----- Document

The tale is set in West Virginia during the Depression, and
the scarcity of those times drives the cruel deeds that unfold. We first see little Pearl and John Harper playing
happily in their yard when suddenly their father appears, on the run from the
police for a bank job in which two people were killed. He thrusts the stolen money on young John, which
will soon make him the object of murderous greed. Fear is John’s inheritance, yet the film
implies that even children who don’t experience his and his sister’s unique
form of persecution are born to suffer. Later in the film, as they flee from danger, they are forced to beg for
food along with other children. Their
grudging benefactor gives them each a potato before shooing them off, as she
muses: “Such times: when young’uns run the roads….” Near the end of the film,
when their guardian, Rachel Cooper (Lillian Gish), recites the story of Herod’s
slaughter of the innocents, she reflects: “It did seem like it was a plague
time for little ones, those olden days, those hard, hard times.” The film subtly parallels “those olden days”
with the “hard, hard times” of the Depression Era, and in its prolific use of
fairy tale motifs, connects this with the struggling peasant culture that
spawned the classic folk tales collected by the Brothers Grimm.

----------

** Short task **
Write the next part of the passage on the Depression-era film about John and Pearl Harper, picking up after its final sentence.

----- Dataset section

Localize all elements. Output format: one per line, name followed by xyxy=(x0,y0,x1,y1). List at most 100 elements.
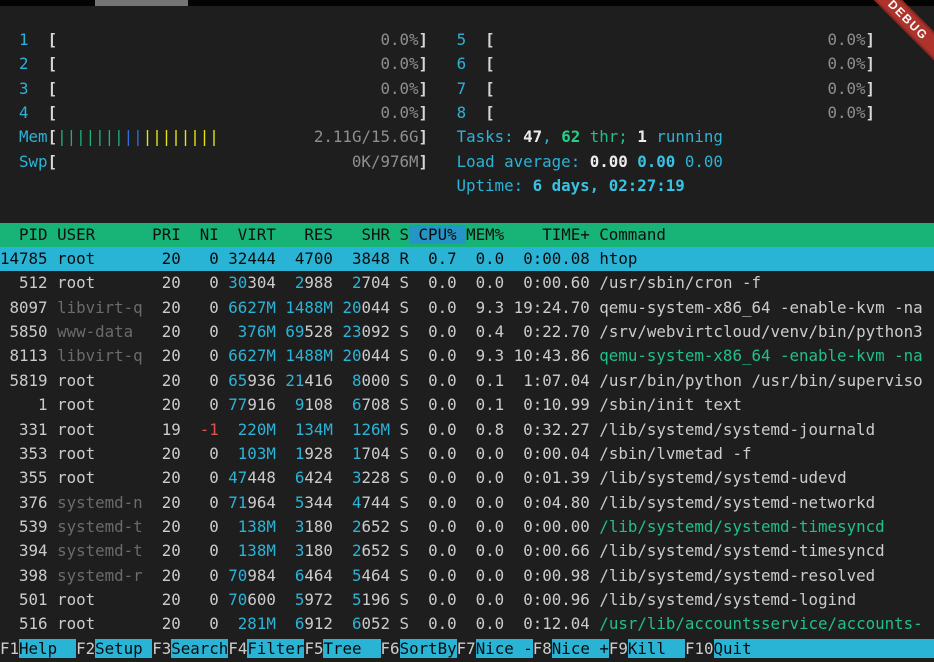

----------

** Task answer **
Although oral folk tales were traditionally recited to old
and young alike, they have a special resonance for children because of their
prominent place in the narratives, a place that is, as we all remember, often
terrifying. Whether being abandoned by
one’s parents in the woods because there isn’t enough food to go around, like
Hansel and Gretel, or being chopped up and fed to father in a stew, like the
child victim in “The Juniper Tree,” the children of fairy tales have much to
fear, especially from their parents. Once their father burdens them with the secret location of $10,000 in
stolen bank money, John and Pearl Harper’s story enters the dark dream world of
the fairy tale as they are pursued by Harry Powell (Robert Mitchum), a sinister
self-anointed preacher who is alluded to several times as “a wolf in sheep’s
clothing.” Yet the children are the only
ones able to see Harry Powell for the Big, Bad Wolf that he really is, and Night of the Hunter deftly captures that
sense of powerlessness all of us felt when, as children, we sensed something
wrong but weren’t able to do anything about it.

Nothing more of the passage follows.